* START Data *

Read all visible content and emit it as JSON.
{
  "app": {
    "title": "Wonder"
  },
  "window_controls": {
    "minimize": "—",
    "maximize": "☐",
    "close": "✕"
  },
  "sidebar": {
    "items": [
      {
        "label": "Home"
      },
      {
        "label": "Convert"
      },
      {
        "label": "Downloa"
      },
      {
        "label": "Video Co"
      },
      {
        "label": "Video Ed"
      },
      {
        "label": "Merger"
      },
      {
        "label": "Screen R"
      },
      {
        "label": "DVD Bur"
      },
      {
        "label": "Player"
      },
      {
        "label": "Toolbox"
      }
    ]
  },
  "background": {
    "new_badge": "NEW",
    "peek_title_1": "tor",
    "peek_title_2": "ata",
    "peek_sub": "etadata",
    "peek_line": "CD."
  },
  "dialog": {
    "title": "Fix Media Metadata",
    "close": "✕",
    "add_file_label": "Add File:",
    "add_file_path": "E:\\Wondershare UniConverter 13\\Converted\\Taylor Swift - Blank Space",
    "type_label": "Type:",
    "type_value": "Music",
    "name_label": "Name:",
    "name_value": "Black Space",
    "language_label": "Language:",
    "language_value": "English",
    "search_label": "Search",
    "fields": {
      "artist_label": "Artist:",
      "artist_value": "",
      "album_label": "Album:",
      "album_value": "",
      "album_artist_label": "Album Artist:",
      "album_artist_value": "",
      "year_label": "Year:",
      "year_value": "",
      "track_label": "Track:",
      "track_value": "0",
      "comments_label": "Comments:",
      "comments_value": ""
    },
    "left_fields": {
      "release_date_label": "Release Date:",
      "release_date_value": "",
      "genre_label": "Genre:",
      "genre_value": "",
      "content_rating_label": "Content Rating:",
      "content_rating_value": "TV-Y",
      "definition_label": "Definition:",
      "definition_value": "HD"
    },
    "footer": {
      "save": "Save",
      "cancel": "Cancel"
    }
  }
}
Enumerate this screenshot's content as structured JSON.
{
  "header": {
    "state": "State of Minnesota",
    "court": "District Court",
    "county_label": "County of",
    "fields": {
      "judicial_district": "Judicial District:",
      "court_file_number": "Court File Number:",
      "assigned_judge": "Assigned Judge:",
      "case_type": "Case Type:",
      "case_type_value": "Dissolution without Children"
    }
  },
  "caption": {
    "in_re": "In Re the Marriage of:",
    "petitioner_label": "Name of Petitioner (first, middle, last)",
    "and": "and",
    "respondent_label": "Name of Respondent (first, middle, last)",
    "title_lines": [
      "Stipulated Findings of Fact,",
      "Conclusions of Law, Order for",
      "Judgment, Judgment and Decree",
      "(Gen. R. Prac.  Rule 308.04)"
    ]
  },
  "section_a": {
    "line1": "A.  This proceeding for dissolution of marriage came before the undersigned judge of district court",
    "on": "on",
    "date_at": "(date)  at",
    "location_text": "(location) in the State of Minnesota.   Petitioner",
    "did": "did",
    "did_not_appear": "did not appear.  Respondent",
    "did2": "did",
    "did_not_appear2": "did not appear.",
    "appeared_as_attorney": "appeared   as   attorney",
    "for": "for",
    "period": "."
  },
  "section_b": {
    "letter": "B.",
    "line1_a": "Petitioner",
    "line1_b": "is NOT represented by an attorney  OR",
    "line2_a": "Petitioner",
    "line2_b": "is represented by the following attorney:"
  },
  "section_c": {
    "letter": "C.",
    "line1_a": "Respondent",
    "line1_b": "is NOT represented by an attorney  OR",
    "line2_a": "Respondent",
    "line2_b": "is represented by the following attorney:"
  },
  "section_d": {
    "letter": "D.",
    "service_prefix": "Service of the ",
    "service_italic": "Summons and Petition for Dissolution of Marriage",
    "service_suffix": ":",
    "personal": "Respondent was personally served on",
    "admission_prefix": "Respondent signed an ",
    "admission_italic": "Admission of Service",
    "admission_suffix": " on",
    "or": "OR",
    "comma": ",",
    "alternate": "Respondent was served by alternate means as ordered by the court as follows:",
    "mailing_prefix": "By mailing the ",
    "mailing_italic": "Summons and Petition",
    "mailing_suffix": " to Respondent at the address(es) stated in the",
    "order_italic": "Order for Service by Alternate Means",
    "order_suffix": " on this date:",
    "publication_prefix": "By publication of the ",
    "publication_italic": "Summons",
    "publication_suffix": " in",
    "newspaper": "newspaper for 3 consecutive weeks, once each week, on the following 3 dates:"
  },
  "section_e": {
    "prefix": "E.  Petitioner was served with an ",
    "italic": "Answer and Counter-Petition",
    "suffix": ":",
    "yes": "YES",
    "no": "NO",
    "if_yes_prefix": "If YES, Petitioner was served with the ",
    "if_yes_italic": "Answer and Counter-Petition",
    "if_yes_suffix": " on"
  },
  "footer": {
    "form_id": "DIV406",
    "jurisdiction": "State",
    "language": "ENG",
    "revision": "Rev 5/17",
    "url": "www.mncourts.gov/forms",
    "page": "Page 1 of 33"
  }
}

* END Data *

- **Instructions to follow**:
Look through the entries above and report each line where the string "JSON" occurs.

- **Exercise answer**:
Read all visible content and emit it as JSON.
Enumerate this screenshot's content as structured JSON.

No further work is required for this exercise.